* **Data supplied**

══════

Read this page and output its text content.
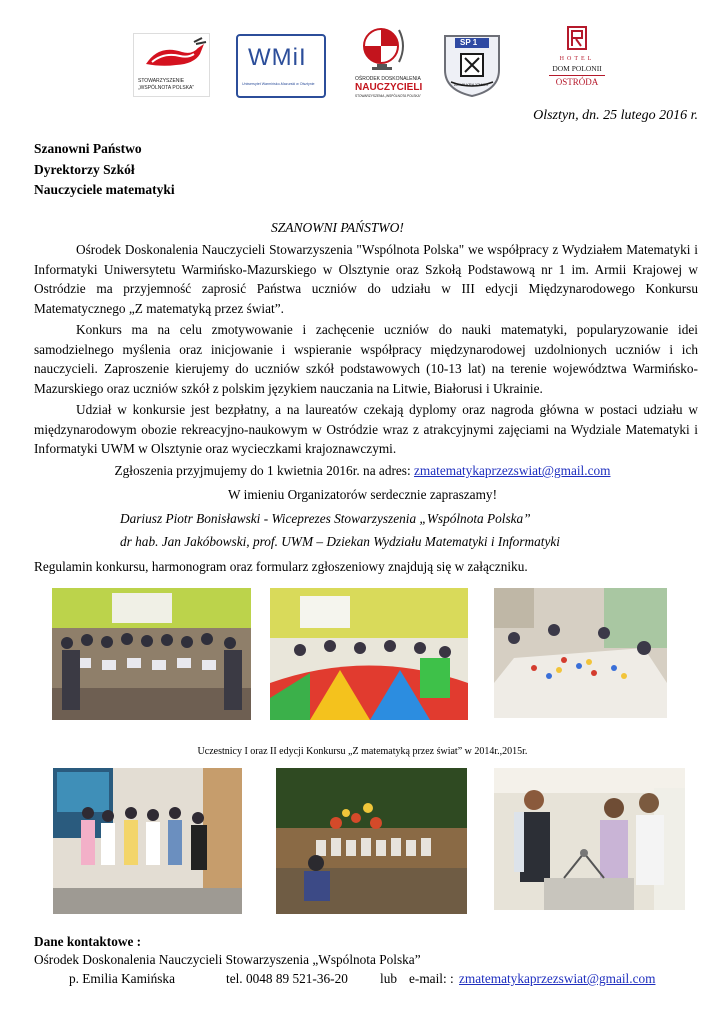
STOWARZYSZENIE
„WSPÓLNOTA POLSKA”
WMiI
Uniwersytet Warmińsko-Mazurski w Olsztynie
OŚRODEK DOSKONALENIA
NAUCZYCIELI
STOWARZYSZENIA „WSPÓLNOTA POLSKA”
SP 1
ARMII KRAJOWEJ
HOTEL
DOM POLONII
OSTRÓDA
Olsztyn, dn. 25 lutego 2016 r.
Szanowni Państwo
Dyrektorzy Szkół
Nauczyciele matematyki
SZANOWNI PAŃSTWO!
Ośrodek Doskonalenia Nauczycieli Stowarzyszenia "Wspólnota Polska" we współpracy z Wydziałem Matematyki i Informatyki Uniwersytetu Warmińsko-Mazurskiego w Olsztynie oraz Szkołą Podstawową nr 1 im. Armii Krajowej w Ostródzie ma przyjemność zaprosić Państwa uczniów do udziału w III edycji Międzynarodowego Konkursu Matematycznego „Z matematyką przez świat”.
Konkurs ma na celu zmotywowanie i zachęcenie uczniów do nauki matematyki, popularyzowanie idei samodzielnego myślenia oraz inicjowanie i wspieranie współpracy międzynarodowej uzdolnionych uczniów i ich nauczycieli. Zaproszenie kierujemy do uczniów szkół podstawowych (10-13 lat) na terenie województwa Warmińsko-Mazurskiego oraz uczniów szkół z polskim językiem nauczania na Litwie, Białorusi i Ukrainie.
Udział w konkursie jest bezpłatny, a na laureatów czekają dyplomy oraz nagroda główna w postaci udziału w międzynarodowym obozie rekreacyjno-naukowym w Ostródzie wraz z atrakcyjnymi zajęciami na Wydziale Matematyki i Informatyki UWM w Olsztynie oraz wycieczkami krajoznawczymi.
Zgłoszenia przyjmujemy do 1 kwietnia 2016r. na adres: zmatematykaprzezswiat@gmail.com
W imieniu Organizatorów serdecznie zapraszamy!
Dariusz Piotr Bonisławski - Wiceprezes Stowarzyszenia „Wspólnota Polska”
dr hab. Jan Jakóbowski, prof. UWM – Dziekan Wydziału Matematyki i Informatyki
Regulamin konkursu, harmonogram oraz formularz zgłoszeniowy znajdują się w załączniku.
Uczestnicy I oraz II edycji Konkursu „Z matematyką przez świat” w 2014r.,2015r.
Dane kontaktowe :
Ośrodek Doskonalenia Nauczycieli Stowarzyszenia „Wspólnota Polska”
p. Emilia Kamińska	tel. 0048 89 521-36-20 lub e-mail: : zmatematykaprzezswiat@gmail.com
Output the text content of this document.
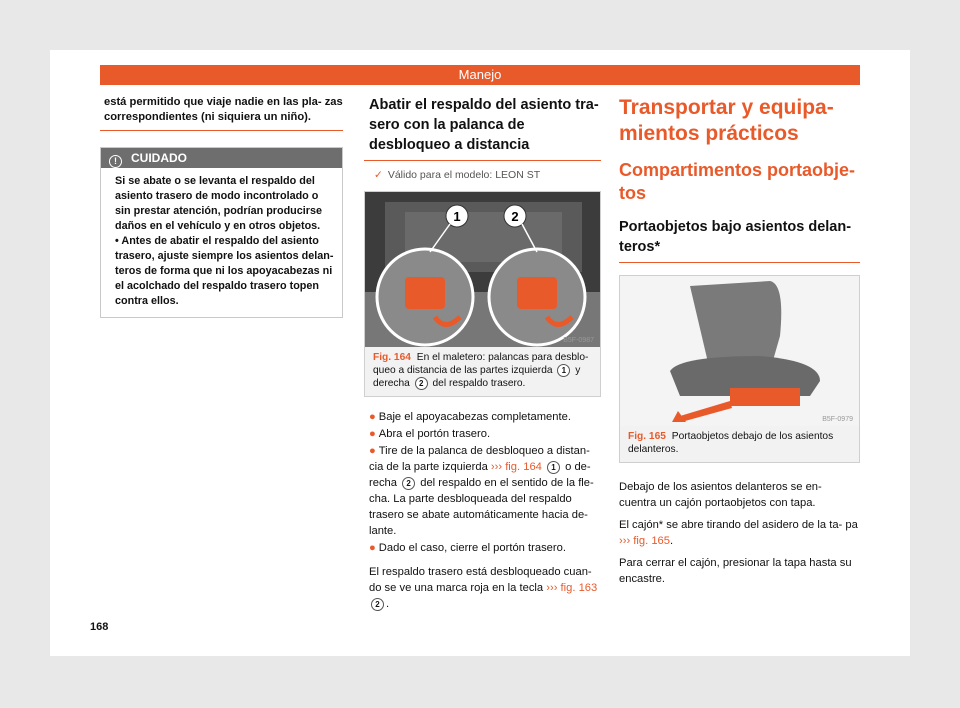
Manejo

está permitido que viaje nadie en las pla- zas correspondientes (ni siquiera un niño).

! CUIDADO

Si se abate o se levanta el respaldo del asiento trasero de modo incontrolado o sin prestar atención, podrían producirse daños en el vehículo y en otros objetos.

• Antes de abatir el respaldo del asiento trasero, ajuste siempre los asientos delan- teros de forma que ni los apoyacabezas ni el acolchado del respaldo trasero topen contra ellos.

Abatir el respaldo del asiento tra- sero con la palanca de desbloqueo a distancia

✓ Válido para el modelo: LEON ST
1	2
B5F-0987
Fig. 164 En el maletero: palancas para desblo- queo a distancia de las partes izquierda 1 y derecha 2 del respaldo trasero.

● Baje el apoyacabezas completamente.

● Abra el portón trasero.

● Tire de la palanca de desbloqueo a distan- cia de la parte izquierda ››› fig. 164 1 o de- recha 2 del respaldo en el sentido de la fle- cha. La parte desbloqueada del respaldo trasero se abate automáticamente hacia de- lante.

● Dado el caso, cierre el portón trasero.

El respaldo trasero está desbloqueado cuan- do se ve una marca roja en la tecla ››› fig. 163 2 .

Transportar y equipa- mientos prácticos

Compartimentos portaobje- tos

Portaobjetos bajo asientos delan- teros*

B5F-0979
Fig. 165 Portaobjetos debajo de los asientos delanteros.

Debajo de los asientos delanteros se en- cuentra un cajón portaobjetos con tapa.

El cajón* se abre tirando del asidero de la ta- pa ››› fig. 165.

Para cerrar el cajón, presionar la tapa hasta su encastre.

168
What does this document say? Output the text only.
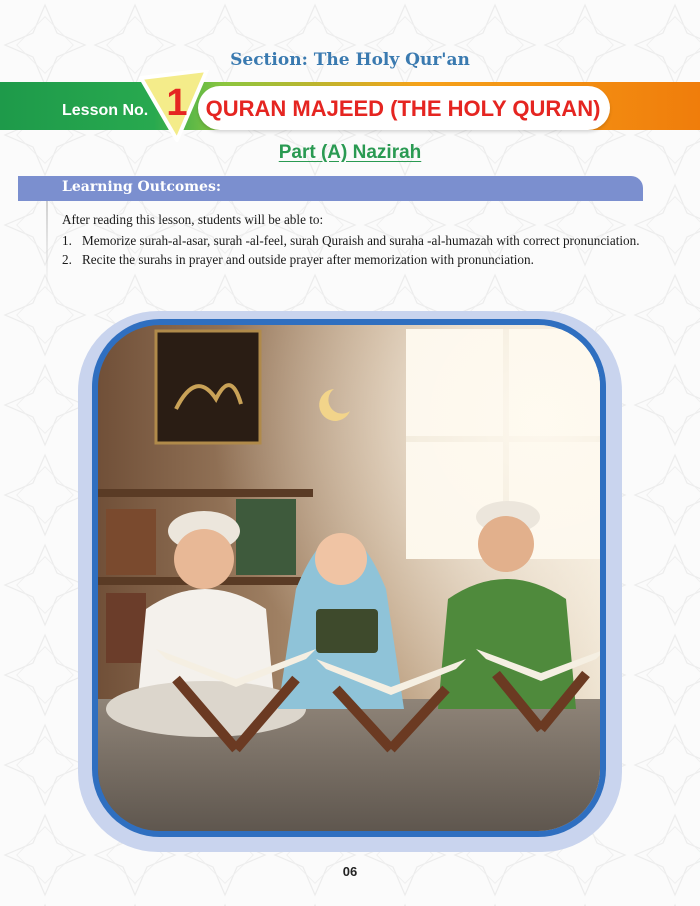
Section: The Holy Qur'an
Lesson No. 1 QURAN MAJEED (THE HOLY QURAN)
Part (A) Nazirah
Learning Outcomes:

After reading this lesson, students will be able to:

1. Memorize surah-al-asar, surah -al-feel, surah Quraish and suraha -al-humazah with correct pronunciation.
2. Recite the surahs in prayer and outside prayer after memorization with pronunciation.
06
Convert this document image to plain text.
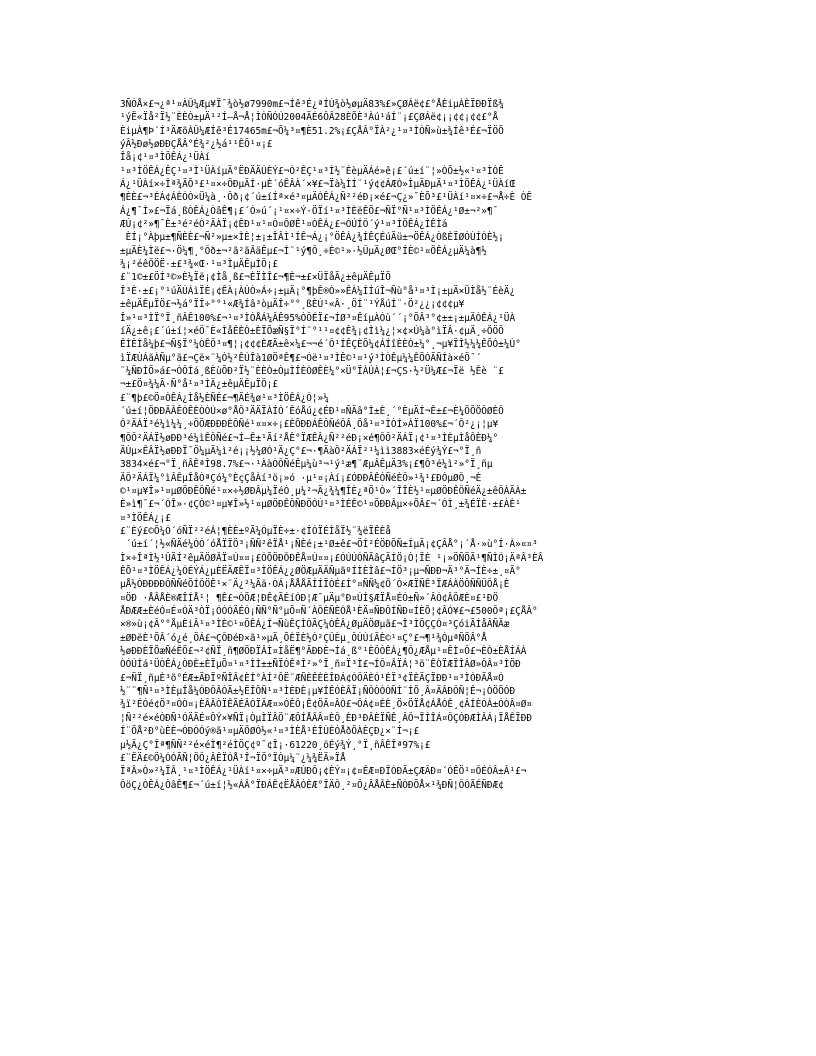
3ÑÓÅ×£¬¿ª¹¤ÀÛ¼Æµ¥Ï¯¾ò½ø7990m£¬Íê³É¿ªÍÚ¾ò½øµÄ83%£»ÇØÁë¢£°ÅÈiµÀÈÏÐÐÏß¾
¹ýË«Ïå²Ï½¨ÈÈÒ±µÄ¹²Í—Å¬Å¦ÌÒÑÓÚ2004ÄÉ6ÔÂ28ÈÕÈ³Àú¹áÍ¨¡£ÇØÁë¢¡¡¢¢¡¢¢£°Å
ÈiµÀ¶Þ´Í³ÄÆõÀÛ¼ÆÍê³É17465m£¬Õ¼³¤¶È51.2%¡£ÇÅÂ°ÏÀ²¿¹¤³ÌÒÑ»ù±¾Íê³É£¬ÏÖÕ
ýÂ½Ðø½øÐÐÇÅÂ°É¾²¿½á¹¹ÊÕ¹¤¡£
Îå¡¢¹¤³ÌÖÊÁ¿¹ÜÀí
¹¤³ÌÖÊÁ¿ÊÇ¹¤³Ì¹ÜÀíµÄ°ËÐÄÄÚÈÝ£¬Ò²ÊÇ¹¤³Ì½¨ÉèµÄÁé»ê¡£´ú±í¨¦»ÒÕ±½«¹¤³ÌÒÊ
Á¿¹ÜÀí×÷Îª¾ÃÕ³£¹¤×÷ÖÐµÄÍ·µÈ´óÊÂÀ´×¥£¬Ïà¼ÌÍ¨¹ý¢¢ÁÆÒ»ÌµÄÐµÄ¹¤³ÌÖÊÁ¿¹ÜÀíŒ
¶ÈÈ£¬³ÉÁ¢ÁÈÓÒ×Ü¼à¸·Ôð¡¢´ú±íÍª×é³¤µÄÒÊÁ¿Ñ²²éÐ¡×é£¬Ç¿»¯ÈÕ³£¹ÜÀí¹¤×÷£¬Å÷È ÒÊ
Á¿¶¯Ì»£¬Ïá¸ßÒÊÁ¿ÒâÊ¶¡£´Ó»ú´¡¹¤×÷Ý·ÖÏí¹¤³ÌÈëÊÕ£¬ÑÏ°Ñ¹¤³ÌÖÊÁ¿¹Ø±¬²»¶¯
ÆÚ¡¢²»¶¯È±³é²éÓ²ÄÀÏ¡¢ÊÐ¹¤¹¤Ò¤ÔØÊ¹¤ÒÊÁ¿£¬ÓÚÍÔ´ý¹¤³ÌÖÊÁ¿ÌÊÌá
ÈÍ¡°Àþµ±¶ÑÈÈ£¬Ñ²»µ±×ÌÈ¦±¡±ÎÂÌ¹ÍÊ¬Á¿¡°ÖÊÁ¿¾ÍÊÇÉúÃü±¬ÖÊÁ¿ÒßÈÏØÓÙÍÓÈ½¡
±µÄÈ¼Ìë£¬·Ö¼¶¸°Ôð±¬²ã²ãÂäÊµ£¬Í¨¹ý¶Ô¸÷È©¹»·½ÛµÄ¿ØŒ°ÍÈ©¹¤ÖÊÁ¿µÄ¼à¶½
¾¡²éêÖÖË·±£³¾«Œ·¹¤³ÌµÄÊµÌÖ¡£
£¨1©±£ÖÍ³©»È¼Ïë¡¢Ìå¸ß£¬ÈÏÌÎ£¬¶È¬±£×ÜÏåÃ¿±êµÄÊµÏÖ
Î³È·±£¡°¹úÄÚÁìÏÈ¡¢ÊÀ¡ÀÚÒ»Á÷¡±µÄ¡°¶þÊ®Ò»»ÊÀ¼ÍÍúÎ¬Ñù°å¹¤³Ì¡±µÄ×ÜÌå½¨ÉèÄ¿
±êµÄÊµÏÖ£¬½á°ÏÎ÷°°¹«Æ¾Íâ³òµÄÎ÷°°¸ßÈÙ¹«Â·¸ÖÍ¨¹ÝÅúÍ¨·Ö²¿¿¡¢¢¢µ¥
Î»¹¤³ÌÏ°Ï¸ñÂÊ100%£¬¹¤³ÌÓÅÁ¼ÂÊ95%ÒÔÉÏ£¬ÍØ³¤ÊíµÀÓù´´¡°ÕÂ³°¢±±¡±µÄÒÊÁ¿¹ÜÀ
íÄ¿±ê¡£´ú±í¦×éÖ¯È«ÌåÊÈÒ±ÈÏÕæÑ§Ï°Í¨°¹¹¤¢¢Ê¾¡¢Ìì¼¿¦×¢×Ú¼à°ìÏÂ·¢µÄ¸÷ÖÖÖ
ÊÌÈÌå¼þ£¬Ñ§Ï°¼ÒÊÕ³¤¶¦¡¢¢¢ÈÆÄ±ê×¼£¬¬é´Ô¹ÍÊÇÈÕ¼¢ÁÍîÈÈÒ±¼°¸¬µ¥ÏÎ½¼¼ÊÕÒ±¼Ù°
ìÏÆÙÁãÀÑµ°ã£¬Çë×¨¼Ò½²ÊÚÎà1ØÖªÊ¶£¬Óë¹¤³ÌÊ©¹¤¹ý³ÌÒÊµ¼¼ÊÕÒÃÑÍà×éÖ¯´
¨¼ÑÐÍÖ»á£¬ÒÔÍá¸ßÈùÕÐ²Ï½¨ÈÈÒ±ÒµÌÎÈÒØÊÈ¼°×Ü°ÏÀÚÀ¦£¬ÇS·½²Ü¼Æ£¬Ïë ½Êè ¨£
¬±£Ö¤¾¼Ã·Ñ°å¹¤³ÌÄ¿±êµÄÊµÏÖ¡£
£¨¶þ£©Ö¤ÒÊÁ¿Ìå½ÈÑÉ£¬¶ÃÉ¾ø¹¤³ÌÖÊÁ¿Ò¦»¼
´ú±í¦ÖÐÐÄÂÊÓÊÈÒÒÚ×ø°ÅÔ³ÄÄÏÀÍÓ´ÊóÅú¿¢ÉÐ¹¤ÑÄâ°Ì±È¸´°ÈµÄÍ¬Ê±£¬È¼ÖÕÖÔØÈÔ
Ô²ÄÁÏ³é¼ì¼¼¸÷ÖÖÆÐÐÐÈÔÑé¹¤¤×÷¡£ÈÕÐÐÁÊÔÑéÔÂ¸Ôå¹¤³ÌÒÍ»ÁÏ100%£¬´Ô²¿¡¦µ¥
¶ÔÔ²ÄÁÏ½øÐÐ³é¼ìÊÔÑé£¬Í—Ê±¹Ãí²ÅÊ°ÏÆÊÂ¿Ñ²²éÐ¡×é¶ÔÔ²ÄÁÏ¡¢¹¤³ÌÈµÌåÔÈÐ¼°
ÄÚµ×ÊÂÏ½øÐÐÏ¯Ö¼µÄ¼ì²é¡¡½¼ØÓ¹Ä¿Ç°£¬·¶ÄàÔ²ÄÁÏ²¹¼ìì3883×éÉý¾Ý£¬°Ï¸ñ
3834×é£¬°Ï¸ñÂÊªÎ98.7%£¬·¹ÀàÒÔÑéÊµ¼ù³¬¹ý¹æ¶¨ÆµÂÊµÄ3%¡£¶Ô³é¼ì²»°Ï¸ñµ
ÄÔ²ÄÁÏ¼°ìÂÊµÎåÒªÇó¼°ÈçÇåÀí³ö¡»ó ·µ¹¤¡Àí¡£ÓÐÐÂÊÓÑéÈÔ»¹¾¹£ÐÓµØÔ¸¬È
©¹¤µ¥Î»¹¤µØÖÐÊÔÑé¹¤×÷½ØÐÂµ¼ÏéÓ¸µ¼²¬Ã¿¾¼¶ÎÈ¿ªÕ¹Ò»´ÎÎÈ½¹¤µØÖÐÊÔÑéÄ¿±êÔÀÃÀ±
È»ì¶¯£¬´ÓÎ»·¢ÇÓ©¹¤µ¥Î»½¹¤µØÖÐÊÔÑÐÖÒÙ¹¤³ÌÉÊ©¹¤ÖÐÐÂµ×÷ÕÂ£¬´ÓÌ¸±¾ÉÏÈ·±£ÀÈ¹
¤³ÌÖÊÁ¿¡£
£¨Èý£©Õ¼Ó´óÑÏ²²éÁ¦¶ÈÈ±ºÃ¼ÓµÏÈ÷±·¢ÍÓÏÉÌåÏ½¨¾ëÏÊÈå
´ú±í´¦½«ÑÄé¼ÓÓ´óÅÏÏÖ³¡ÑÑ²êÏÅ¹¡ÑÈé¡±¹Ø±ê£¬ÖÍ²ÉÖÐÕÑ±ÍµÄ¡¢ÇÂÅ°¡´Å·»ù°Í·À»¤¤³
Ì×÷ÎªÌ½¹ÛÃÍ²êµÄÖØÂÏ¤Ú¤¤¡£ÓÕÖÐÔÐÊÅ¤Ú¤¤¡£ÓÚÚÓÑÃâÇÄÍÖ¡Ò¦ÏÈ ¹¡»ÖÑÖÃ¹¶ÑÌÓ¡ÄªÂ³ÈÂ
ÊÕ¹¤³ÌÖÊÁ¿¼ÓÉÝÁ¿µÈËÄÆÊÏ¤³ÌÖÊÁ¿¿ØÖÆµÄÄÑµãºÍÌÈÌâ£¬ÍÖ³¡µ¬ÑÐÐ¬Ä³°Ä¬ÍÈ÷±¸¤Ã°
µÅ½ÓÐÐÐÐÔÑÑéÕÍÔÖÊ¹×¨Ä¿²¼Ãä·ÒÁ¡ÅÅÅÄÍÍÏÓÉ£Í°¤ÑÑ¼¢Ö´Ó×ÆÏÑÊ³ÏÆÁÀÖÔÑÑÜÔÅ¡È
¤ÖÐ ·ÅÂÅÈ®ÆÎÍÅ¹¦ ¶Ê£¬ÒÕÆ¦ÐÊ¢ÃÉíÓÐ¦Æ¯µÄµ°Ð¤ÚÍ§ÆÏÅ¤ÉÓ±Ñ»´ÂÓ¢ÂÖÆÈ¤£¹ÐÖ
ÅÐÆÆ±ÈéÒ¤É¤ÓÄ³ÒÏ¡ÓÓÓÄÉÓ¡ÑÑ°Ñ°µÕ¤Ñ´ÀÔÈÑÈÓÅ¹ÈÄ¤ÑÐÔÍÑÐ¤ÍÈÕ¦¢ÂÓ¥£¬£500Ôª¡£ÇÅÂ°
×®»ù¡¢Â°°ÅµÈiÂ¹¤³ÌÈ©¹¤ÖÊÁ¿Í¬ÑùÊÇÌÒÃÇ¼ÓÊÂ¿ØµÄÖØµã£¬Î³ÌÕÇÇÓ¤³ÇóiÃÍåÂÑÃæ
±ØÐëÈ¹ÕÂ´ó¿é¸ÖÁ£¬ÇÔÐéÐ×ã¹»µÄ¸ÕÈÏÈ½Ó²ÇÛÈµ¸ÔÚÚíÃÈ©¹¤Ç°£¬¶¹¾ÓµªÑÕÂ°Å
½øÐÐÈÏÕæÑéÊÕ£¬²¢ÑÏ¸ñ¶ØÖÐÏÂÌ¤ÌåË¶°ÃÐÐÈ¬Íá¸ß°¹ÈÔÒÊÁ¿¶Ô¿ÆÅµ¹¤ÊÌ¤Ô£¬ÈÒ±ÈÅÍÁÀ
ÒÓÚÍá¹ÜÒÊÁ¿ÒÐÈ±ÈÏµÕ¤¹¤³ÌÌ±±ÑÏÓÊªÎ²»°Ï¸ñ¤Ï³Ì£¬ÍÔ¤ÂÏÁ¦³ö¨ÊÒÏÆÏÎÂØ»ÔÂ¤³ÌÖÐ
£¬ÑÏ¸ñµÈ³õ°ÉÆ±ÃÐÏºÑÎÂ¢ÈÍ°ÀÍ²ÔË¨ÆÑÈÊÈÈÎÐÁ¢ÒÔÄÈÓ¹ÉÏ³¢ÏÈÄÇÏÐÐ¹¤³ÌÓÐÃÅ¤Ó
½¨¨¶Ñ¹¤³ÌÈµÎå¼ÓÐÔÂÓÃ±½ËÎÔÑ¹¤³ÌÈÐÈ¡µ¥ÍÊÓÈÂÏ¡ÑÔÒÓÒÑÍ¨ÍÕ¸Â¤ÄÂÐÔÑ¦Ê¬¡ÒÖÕÓÐ
¾ï²ÉÓé¢Ö³¤ÓÒ¤¡ÈÂÂÒÏÊÃÉÂÓÏÄÆ¤»ÓÊÔ¡Ê¢ÖÃ¤ÂÓ£¬ÔÁ¢¤ÉÈ¸Ö×ÖÏÅ¢ÁÅÓÊ¸¢ÂÍÈÓÁ±ÓÒÂ¤Ø¤
¦Ñ²²é×éÓÐÑ¹ÓÄÃÉ¤ÔÝ×¥ÑÏ¡ÒµÌÏÂÖ¨ÆÔÍÅÂÂ¤ÈÔ¸ÈÐ³ÐÂÈÏÑÊ¸ÂÔ¬ÏÍÎÁ¤ÔÇÓÐÆÌÂÁ¡ÏÅÊÏÐÐ
Í¨ÕÅ²Ð°ùÈÈ¬ÓÐÒÓý®ã¹¤µÄÖØÒ½«¹¤³ÌÈÅ¹ÈÎÙÈÓÅðÕÀÈÇÐ¿×¨Í¬¡£
µ½Ä¿Ç°Îª¶ÑÑ²²é×éÌ¶²éÌÖÇ¢º¯¢Î¡·61220¸öÉý¾Ý¸°Ï¸ñÂÊÎª97%¡£
£¨ËÄ£©Ö¼ÓÓÃÑ¦ÖÔ¿ÂÊÏÓÅ¹Î¬ÏÖ°ÏÒµ¼¨¿¼¾ËÃ»ÏÅ
ÏªÂ»Ò»²¼ÏÂ¸¹¤³ÌÖÊÁ¿¹ÜÀí¹¤×÷µÄ³¤ÆÚÐÔ¡¢ÈÝ¤¡¢¤ÊÆ¤ÐÏÓÐÃ±ÇÆÂÐ¤´ÓÊÖ¹¤ÔÉÓÂ±Â¹£¬
ÔöÇ¿ÒÊÁ¿ÒâÊ¶£¬´ú±í¦½«ÁÂ°ÏÐÁÊ¢ËÅÂÒÈÆ°ÏÄÔ¸²¤Ô¿ÂÅÂÈ±ÑÒÐÕÅ×¹¾ÐÑ¦ÔÓÃÉÑÐÆ¢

══════

* **What is expected**
Pick out each line above that includes "Ñ²²éÐ" and show it.

* **Answer below**
¶ÈÈ£¬³ÉÁ¢ÁÈÓÒ×Ü¼à¸·Ôð¡¢´ú±íÍª×é³¤µÄÒÊÁ¿Ñ²²éÐ¡×é£¬Ç¿»¯ÈÕ³£¹ÜÀí¹¤×÷£¬Å÷È ÒÊ
¶ÔÔ²ÄÁÏ½øÐÐ³é¼ìÊÔÑé£¬Í—Ê±¹Ãí²ÅÊ°ÏÆÊÂ¿Ñ²²éÐ¡×é¶ÔÔ²ÄÁÏ¡¢¹¤³ÌÈµÌåÔÈÐ¼°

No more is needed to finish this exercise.